[O que se pede] Cite, sem qualquer alteração, o trecho do texto sobre o Museu que começa nas palavras que contêm "Fig. 14 - Ilustração" e termina em "Assembleia da República.".

Fig. 14 - Ilustração Científica, da aluna Filipa Duarte, n.º 6, do 10.º 10, de Alytes obstretricans (sapo-comum-parteiro) - 1.ª aula
Fig. 15 - Ilustração Científica, da aluna Filipa Duarte, n.º 6, do 10.º 10, de Alytes obstretricans (sapo-comum-parteiro) - 2.ª aula
Também já visitaram, a título individual o Museu, este ano letivo: Encarregados de Educação, ex-alunos, docentes do Agrupamento, Doutores da Universidade do Minho, trabalhadores da Câmara Municipal de Braga, cidadãos de Braga, representantes do Museu da Assembleia da República.
No processo de catalogação está-se a inventariar os objetos consoante as orientações do Ministério da Educação, procedendo-se para isso a um processo de investigação de cada peça e, posteriormente, à sua descrição. Após o preenchimento da ficha de cada objeto está-se a elaborar uma ficha simplificada para impressão, para que quem nos visite a título individual e, que não tenha a possibilidade de ter visita guiada ou não a deseje, possa usufruir ao máximo das potencialidades do nosso Museu. Para além disso, a equipa da Biblioteca está, no momento, a construir este Website, onde pretende partilhar toda a informação recolhida em termos de catalogação. A Dr.ª Cândida Batista e eu estamos a construir o Website, colocando lá toda a informação recolhida até ao momento, sobre o nosso Museu e as peças já inventariadas e catalogadas e, o Dr. Carlos Roncon está a proceder ao registo fotográfico de cada peça, para que cada ficha de objeto fique completa.

[Entradas extraídas]
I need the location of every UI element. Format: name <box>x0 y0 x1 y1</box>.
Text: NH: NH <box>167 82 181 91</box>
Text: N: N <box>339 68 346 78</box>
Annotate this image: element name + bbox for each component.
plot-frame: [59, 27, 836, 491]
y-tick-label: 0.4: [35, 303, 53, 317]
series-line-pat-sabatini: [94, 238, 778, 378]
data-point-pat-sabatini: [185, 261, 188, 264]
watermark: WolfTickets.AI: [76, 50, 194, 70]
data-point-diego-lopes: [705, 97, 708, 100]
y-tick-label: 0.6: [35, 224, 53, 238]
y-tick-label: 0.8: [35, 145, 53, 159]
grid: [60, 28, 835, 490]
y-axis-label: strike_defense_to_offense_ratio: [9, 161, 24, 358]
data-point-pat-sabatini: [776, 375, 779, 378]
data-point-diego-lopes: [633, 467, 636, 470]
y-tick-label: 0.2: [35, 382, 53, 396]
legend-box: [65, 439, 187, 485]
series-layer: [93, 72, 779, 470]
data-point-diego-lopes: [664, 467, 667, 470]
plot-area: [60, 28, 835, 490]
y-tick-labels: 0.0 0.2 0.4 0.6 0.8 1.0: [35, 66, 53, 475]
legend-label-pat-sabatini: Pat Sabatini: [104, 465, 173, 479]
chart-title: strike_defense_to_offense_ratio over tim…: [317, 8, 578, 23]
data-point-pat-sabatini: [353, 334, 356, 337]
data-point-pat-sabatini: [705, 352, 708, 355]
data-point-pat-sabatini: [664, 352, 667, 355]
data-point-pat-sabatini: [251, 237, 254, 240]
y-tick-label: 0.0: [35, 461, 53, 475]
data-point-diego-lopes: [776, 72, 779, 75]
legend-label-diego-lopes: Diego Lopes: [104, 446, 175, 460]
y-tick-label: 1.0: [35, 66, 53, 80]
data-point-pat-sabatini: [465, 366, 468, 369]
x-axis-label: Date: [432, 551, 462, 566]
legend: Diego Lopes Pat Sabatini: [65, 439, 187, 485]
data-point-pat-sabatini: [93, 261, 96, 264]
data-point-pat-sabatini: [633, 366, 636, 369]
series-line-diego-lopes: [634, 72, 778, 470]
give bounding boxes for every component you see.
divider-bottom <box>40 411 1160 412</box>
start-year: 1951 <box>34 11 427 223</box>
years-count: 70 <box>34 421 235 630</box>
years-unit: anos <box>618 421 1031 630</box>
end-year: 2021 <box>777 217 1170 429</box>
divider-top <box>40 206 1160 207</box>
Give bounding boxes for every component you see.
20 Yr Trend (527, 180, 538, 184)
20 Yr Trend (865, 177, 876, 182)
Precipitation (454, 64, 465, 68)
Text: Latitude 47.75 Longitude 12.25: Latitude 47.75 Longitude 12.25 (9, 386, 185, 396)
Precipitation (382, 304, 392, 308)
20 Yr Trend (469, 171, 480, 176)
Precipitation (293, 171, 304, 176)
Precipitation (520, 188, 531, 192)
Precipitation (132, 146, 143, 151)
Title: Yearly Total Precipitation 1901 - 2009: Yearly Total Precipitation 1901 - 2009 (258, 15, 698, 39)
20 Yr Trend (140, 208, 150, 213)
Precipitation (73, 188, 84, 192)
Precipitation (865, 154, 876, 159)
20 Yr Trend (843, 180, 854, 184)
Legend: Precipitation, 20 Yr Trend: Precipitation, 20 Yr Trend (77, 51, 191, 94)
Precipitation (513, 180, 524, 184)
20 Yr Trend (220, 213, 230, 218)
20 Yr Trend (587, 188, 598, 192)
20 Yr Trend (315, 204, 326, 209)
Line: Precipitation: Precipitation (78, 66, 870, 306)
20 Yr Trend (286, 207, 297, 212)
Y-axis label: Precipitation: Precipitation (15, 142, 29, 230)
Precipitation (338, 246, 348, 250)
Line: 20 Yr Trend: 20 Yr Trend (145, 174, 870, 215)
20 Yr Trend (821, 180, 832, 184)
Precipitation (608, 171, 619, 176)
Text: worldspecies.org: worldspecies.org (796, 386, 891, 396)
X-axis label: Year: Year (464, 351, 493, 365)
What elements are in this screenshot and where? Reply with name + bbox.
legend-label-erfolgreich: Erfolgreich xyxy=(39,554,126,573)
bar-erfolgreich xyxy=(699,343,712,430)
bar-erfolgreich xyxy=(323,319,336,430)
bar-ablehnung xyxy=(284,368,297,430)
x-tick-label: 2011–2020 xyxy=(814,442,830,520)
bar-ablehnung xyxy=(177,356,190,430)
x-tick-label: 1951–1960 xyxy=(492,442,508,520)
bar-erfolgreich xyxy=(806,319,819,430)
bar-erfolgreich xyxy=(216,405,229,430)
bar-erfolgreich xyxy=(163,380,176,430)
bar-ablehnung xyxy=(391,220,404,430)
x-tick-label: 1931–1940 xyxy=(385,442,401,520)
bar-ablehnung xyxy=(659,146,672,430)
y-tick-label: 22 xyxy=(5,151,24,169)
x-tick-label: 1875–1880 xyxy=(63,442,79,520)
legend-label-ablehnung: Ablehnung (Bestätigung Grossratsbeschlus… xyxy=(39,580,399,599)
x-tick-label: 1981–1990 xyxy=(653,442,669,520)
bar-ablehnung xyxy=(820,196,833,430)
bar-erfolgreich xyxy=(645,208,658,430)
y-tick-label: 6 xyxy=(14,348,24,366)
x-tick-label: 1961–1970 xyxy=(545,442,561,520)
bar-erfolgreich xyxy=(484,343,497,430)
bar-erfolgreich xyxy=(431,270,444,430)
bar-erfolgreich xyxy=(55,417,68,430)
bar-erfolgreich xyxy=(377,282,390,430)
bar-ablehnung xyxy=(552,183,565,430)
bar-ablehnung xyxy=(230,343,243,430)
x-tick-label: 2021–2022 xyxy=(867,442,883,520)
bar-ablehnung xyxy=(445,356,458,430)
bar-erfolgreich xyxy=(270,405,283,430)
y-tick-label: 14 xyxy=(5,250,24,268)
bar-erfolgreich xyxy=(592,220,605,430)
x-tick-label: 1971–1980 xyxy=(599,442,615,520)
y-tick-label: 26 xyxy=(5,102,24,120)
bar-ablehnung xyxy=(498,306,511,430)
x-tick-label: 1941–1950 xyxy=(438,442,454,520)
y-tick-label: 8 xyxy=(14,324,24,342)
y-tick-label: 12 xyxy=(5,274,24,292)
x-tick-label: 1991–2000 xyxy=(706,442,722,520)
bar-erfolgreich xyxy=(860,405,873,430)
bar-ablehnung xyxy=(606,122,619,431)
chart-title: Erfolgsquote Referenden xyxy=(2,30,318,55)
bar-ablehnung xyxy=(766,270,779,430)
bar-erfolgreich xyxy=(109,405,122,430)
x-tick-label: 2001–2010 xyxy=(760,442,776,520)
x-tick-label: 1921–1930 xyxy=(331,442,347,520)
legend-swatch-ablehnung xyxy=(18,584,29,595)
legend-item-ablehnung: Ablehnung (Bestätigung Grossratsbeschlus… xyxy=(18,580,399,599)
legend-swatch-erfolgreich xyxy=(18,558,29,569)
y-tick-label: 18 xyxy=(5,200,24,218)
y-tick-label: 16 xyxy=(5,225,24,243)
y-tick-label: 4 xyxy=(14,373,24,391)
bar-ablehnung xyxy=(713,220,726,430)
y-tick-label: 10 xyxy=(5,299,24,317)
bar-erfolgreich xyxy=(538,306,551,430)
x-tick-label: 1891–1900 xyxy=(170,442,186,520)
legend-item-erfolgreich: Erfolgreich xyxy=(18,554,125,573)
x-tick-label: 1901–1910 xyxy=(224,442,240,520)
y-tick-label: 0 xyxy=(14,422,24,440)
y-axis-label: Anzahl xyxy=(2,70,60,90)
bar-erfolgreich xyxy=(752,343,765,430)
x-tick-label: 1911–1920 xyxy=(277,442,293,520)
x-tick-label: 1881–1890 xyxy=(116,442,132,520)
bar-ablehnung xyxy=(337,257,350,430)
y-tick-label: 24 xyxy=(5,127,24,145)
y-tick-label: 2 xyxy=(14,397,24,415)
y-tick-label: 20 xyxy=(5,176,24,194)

[Resultado da tarefa]
Fig. 14 - Ilustração Científica, da aluna Filipa Duarte, n.º 6, do 10.º 10, de Alytes obstretricans (sapo-comum-parteiro) - 1.ª aula
Fig. 15 - Ilustração Científica, da aluna Filipa Duarte, n.º 6, do 10.º 10, de Alytes obstretricans (sapo-comum-parteiro) - 2.ª aula
Também já visitaram, a título individual o Museu, este ano letivo: Encarregados de Educação, ex-alunos, docentes do Agrupamento, Doutores da Universidade do Minho, trabalhadores da Câmara Municipal de Braga, cidadãos de Braga, representantes do Museu da Assembleia da República.